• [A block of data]

>>

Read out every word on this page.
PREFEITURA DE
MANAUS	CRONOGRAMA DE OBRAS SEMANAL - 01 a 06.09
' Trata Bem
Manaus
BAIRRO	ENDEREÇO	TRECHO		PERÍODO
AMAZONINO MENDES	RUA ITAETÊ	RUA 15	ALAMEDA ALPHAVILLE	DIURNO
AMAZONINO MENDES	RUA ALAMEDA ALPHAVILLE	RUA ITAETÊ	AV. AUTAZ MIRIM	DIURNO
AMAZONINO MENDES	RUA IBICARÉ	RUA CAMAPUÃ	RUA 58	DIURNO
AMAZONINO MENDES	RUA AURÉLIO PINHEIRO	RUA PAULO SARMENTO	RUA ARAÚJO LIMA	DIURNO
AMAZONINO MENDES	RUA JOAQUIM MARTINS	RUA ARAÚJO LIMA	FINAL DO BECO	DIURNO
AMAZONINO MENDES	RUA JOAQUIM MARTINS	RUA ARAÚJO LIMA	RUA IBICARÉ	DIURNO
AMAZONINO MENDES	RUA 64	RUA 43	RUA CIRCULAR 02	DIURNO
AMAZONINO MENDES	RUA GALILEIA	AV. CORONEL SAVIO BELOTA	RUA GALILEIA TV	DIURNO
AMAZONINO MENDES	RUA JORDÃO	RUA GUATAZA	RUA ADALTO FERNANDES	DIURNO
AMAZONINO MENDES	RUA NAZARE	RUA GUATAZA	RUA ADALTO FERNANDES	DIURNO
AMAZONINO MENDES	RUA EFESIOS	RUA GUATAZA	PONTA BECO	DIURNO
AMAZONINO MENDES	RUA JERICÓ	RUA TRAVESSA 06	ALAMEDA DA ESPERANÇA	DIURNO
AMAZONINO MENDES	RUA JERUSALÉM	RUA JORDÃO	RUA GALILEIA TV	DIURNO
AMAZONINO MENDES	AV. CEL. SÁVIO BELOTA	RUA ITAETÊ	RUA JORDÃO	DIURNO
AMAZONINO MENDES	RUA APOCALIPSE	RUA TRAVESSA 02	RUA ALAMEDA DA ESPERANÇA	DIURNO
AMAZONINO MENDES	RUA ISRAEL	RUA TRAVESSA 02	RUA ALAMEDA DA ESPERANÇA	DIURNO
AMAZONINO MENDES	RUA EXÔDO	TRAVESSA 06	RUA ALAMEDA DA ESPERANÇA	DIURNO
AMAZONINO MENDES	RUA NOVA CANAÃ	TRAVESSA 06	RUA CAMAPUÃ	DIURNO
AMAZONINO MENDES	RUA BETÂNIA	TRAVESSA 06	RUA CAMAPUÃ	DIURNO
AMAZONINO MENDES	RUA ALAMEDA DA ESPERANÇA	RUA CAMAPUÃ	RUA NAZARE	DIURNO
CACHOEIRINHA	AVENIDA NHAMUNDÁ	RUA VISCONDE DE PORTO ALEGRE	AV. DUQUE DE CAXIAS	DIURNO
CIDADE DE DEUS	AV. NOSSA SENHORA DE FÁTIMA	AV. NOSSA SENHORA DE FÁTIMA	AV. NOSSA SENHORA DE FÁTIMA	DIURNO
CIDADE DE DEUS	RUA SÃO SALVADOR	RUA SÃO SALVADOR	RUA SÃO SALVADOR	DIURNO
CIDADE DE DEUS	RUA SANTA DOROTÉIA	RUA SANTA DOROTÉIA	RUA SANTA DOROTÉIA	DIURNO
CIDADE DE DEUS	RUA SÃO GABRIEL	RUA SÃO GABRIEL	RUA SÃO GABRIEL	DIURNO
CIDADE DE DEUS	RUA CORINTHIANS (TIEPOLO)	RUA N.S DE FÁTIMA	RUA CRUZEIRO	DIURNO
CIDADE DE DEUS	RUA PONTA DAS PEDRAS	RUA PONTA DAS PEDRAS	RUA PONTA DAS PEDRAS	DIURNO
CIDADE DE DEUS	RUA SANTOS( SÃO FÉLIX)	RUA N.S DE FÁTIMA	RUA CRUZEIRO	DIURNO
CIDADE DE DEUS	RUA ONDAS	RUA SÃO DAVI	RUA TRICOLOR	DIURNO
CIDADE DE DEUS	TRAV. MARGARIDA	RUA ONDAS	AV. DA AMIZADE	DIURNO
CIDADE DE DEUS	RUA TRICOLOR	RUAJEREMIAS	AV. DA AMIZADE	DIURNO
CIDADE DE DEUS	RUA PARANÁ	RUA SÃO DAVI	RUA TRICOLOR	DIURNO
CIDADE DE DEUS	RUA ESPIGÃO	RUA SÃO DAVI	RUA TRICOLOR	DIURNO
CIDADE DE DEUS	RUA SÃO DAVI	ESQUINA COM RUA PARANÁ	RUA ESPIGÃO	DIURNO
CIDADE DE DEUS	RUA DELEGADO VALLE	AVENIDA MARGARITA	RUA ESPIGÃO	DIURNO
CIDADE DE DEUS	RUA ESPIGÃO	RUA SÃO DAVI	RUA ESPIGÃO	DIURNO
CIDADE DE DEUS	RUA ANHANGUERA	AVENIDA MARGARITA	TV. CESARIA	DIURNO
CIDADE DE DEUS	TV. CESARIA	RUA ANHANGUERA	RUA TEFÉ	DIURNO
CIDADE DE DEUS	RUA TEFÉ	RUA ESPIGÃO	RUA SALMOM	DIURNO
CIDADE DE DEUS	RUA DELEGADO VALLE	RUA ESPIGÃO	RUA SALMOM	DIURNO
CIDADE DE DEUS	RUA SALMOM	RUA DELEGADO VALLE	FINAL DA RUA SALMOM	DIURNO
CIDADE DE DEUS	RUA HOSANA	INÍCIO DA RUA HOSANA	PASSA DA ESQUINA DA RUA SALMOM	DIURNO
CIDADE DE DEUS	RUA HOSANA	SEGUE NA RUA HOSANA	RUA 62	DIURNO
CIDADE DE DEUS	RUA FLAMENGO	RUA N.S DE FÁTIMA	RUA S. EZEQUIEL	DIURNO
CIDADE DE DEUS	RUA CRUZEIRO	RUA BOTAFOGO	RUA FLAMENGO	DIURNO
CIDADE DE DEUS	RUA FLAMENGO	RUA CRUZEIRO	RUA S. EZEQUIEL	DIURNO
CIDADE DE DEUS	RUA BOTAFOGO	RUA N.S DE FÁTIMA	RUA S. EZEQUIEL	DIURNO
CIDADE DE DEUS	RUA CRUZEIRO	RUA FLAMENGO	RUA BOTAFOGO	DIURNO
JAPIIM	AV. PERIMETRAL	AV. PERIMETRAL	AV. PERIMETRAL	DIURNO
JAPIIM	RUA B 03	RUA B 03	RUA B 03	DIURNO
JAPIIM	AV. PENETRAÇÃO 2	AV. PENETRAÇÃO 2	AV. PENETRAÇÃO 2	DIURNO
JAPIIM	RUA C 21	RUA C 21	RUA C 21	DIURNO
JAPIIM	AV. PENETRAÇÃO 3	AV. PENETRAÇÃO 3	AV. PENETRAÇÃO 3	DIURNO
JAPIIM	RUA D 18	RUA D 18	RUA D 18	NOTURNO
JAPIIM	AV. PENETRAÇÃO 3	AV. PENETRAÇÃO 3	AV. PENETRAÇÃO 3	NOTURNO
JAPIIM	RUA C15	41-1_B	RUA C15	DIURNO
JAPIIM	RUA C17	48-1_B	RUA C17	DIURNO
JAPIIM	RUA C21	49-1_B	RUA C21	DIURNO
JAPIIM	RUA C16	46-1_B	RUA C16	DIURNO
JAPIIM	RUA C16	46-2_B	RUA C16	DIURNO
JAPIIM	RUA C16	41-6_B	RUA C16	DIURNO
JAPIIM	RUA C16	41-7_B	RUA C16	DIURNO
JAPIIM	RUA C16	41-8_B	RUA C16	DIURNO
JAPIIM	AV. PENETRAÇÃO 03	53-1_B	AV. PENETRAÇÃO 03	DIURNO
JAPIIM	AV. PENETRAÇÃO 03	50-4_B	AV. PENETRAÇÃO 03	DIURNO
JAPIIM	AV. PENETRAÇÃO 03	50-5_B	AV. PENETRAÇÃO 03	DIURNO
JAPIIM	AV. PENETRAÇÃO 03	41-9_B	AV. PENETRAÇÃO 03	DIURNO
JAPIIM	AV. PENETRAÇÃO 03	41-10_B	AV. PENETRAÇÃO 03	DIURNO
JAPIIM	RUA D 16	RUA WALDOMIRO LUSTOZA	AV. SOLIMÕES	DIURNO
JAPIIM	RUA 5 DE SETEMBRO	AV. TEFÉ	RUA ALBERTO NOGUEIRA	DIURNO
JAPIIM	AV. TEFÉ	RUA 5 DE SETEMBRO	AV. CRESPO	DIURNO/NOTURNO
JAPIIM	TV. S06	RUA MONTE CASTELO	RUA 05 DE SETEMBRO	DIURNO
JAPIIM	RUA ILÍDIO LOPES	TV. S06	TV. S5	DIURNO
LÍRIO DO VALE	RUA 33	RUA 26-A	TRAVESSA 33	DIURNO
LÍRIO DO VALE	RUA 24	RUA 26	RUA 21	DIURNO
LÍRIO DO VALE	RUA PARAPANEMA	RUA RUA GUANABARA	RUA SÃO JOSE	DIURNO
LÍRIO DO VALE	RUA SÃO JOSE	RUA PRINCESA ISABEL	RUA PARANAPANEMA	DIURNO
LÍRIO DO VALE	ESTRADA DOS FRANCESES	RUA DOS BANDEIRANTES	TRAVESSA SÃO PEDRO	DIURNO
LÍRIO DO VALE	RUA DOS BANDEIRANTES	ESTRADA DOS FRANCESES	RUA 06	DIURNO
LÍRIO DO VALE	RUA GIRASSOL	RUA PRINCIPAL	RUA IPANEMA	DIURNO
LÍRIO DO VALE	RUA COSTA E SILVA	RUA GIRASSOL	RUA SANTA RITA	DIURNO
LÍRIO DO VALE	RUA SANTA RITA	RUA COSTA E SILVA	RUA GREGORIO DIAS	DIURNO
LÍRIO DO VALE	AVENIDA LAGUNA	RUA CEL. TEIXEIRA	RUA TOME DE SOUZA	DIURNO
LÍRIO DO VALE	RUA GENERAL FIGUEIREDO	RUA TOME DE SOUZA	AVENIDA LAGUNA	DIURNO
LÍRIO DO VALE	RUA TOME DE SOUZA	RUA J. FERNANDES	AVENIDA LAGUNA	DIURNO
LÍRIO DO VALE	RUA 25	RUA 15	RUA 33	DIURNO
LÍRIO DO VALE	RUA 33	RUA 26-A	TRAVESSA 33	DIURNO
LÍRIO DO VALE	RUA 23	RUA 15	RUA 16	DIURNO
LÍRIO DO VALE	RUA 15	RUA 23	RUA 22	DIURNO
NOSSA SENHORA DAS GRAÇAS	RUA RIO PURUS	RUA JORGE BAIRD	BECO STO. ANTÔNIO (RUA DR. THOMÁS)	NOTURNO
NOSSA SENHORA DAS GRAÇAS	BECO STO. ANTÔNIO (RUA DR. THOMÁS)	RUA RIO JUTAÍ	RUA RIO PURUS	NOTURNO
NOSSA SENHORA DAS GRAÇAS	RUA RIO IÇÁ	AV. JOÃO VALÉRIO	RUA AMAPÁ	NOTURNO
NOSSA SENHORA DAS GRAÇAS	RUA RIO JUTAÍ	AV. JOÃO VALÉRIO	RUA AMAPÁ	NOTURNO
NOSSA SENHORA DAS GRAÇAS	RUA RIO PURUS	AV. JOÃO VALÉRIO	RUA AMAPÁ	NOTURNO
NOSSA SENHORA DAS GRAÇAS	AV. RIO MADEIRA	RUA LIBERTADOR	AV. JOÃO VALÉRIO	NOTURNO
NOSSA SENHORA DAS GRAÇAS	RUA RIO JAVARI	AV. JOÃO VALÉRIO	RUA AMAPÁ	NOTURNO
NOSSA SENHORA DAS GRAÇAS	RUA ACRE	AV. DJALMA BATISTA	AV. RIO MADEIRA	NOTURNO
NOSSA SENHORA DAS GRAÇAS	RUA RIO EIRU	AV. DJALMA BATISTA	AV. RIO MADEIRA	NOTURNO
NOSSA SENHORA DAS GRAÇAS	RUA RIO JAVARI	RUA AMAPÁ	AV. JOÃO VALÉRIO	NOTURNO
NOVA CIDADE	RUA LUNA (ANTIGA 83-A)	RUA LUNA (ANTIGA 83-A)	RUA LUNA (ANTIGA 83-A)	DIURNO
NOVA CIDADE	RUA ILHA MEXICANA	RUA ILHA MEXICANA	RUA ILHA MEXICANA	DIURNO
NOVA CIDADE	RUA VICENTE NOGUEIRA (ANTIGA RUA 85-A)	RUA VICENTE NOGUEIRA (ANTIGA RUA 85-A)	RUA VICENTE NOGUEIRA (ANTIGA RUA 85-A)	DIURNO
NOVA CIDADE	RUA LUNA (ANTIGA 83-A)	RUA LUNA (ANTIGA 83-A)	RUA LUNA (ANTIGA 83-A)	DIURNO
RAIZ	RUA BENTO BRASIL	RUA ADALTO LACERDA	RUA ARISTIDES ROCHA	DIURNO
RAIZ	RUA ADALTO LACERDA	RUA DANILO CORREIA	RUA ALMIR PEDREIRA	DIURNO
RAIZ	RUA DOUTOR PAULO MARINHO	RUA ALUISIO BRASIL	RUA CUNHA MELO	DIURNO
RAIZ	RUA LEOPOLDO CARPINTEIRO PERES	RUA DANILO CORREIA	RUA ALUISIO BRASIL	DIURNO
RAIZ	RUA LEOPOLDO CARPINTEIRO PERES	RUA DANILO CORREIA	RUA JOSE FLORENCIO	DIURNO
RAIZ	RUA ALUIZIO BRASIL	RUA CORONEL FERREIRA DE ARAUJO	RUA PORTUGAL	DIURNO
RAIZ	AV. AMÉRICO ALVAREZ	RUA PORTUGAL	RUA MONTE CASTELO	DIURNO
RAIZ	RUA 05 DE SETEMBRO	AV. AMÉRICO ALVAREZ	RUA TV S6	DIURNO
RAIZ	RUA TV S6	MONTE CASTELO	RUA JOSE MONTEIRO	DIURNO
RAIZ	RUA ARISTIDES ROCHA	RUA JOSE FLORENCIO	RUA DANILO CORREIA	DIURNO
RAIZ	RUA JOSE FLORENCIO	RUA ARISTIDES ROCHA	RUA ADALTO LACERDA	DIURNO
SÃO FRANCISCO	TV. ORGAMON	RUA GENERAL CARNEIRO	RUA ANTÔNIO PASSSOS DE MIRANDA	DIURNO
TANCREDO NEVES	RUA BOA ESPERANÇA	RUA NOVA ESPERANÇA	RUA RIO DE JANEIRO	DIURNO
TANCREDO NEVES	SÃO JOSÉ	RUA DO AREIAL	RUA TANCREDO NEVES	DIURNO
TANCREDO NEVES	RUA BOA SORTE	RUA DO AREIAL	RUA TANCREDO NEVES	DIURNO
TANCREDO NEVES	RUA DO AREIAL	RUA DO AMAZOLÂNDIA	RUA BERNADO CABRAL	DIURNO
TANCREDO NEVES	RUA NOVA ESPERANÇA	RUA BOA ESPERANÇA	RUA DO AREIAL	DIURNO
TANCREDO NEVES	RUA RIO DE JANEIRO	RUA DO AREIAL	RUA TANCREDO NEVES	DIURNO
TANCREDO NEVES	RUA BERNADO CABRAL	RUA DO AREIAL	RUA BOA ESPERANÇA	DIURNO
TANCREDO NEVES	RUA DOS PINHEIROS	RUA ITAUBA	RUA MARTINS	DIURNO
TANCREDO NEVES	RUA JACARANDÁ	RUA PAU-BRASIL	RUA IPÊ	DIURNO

<<

• [Aim of the task]
Using the records above, list each line that includes "HOSANA".

• [Result for this exercise]
CIDADE DE DEUS	RUA HOSANA	INÍCIO DA RUA HOSANA	PASSA DA ESQUINA DA RUA SALMOM	DIURNO
CIDADE DE DEUS	RUA HOSANA	SEGUE NA RUA HOSANA	RUA 62	DIURNO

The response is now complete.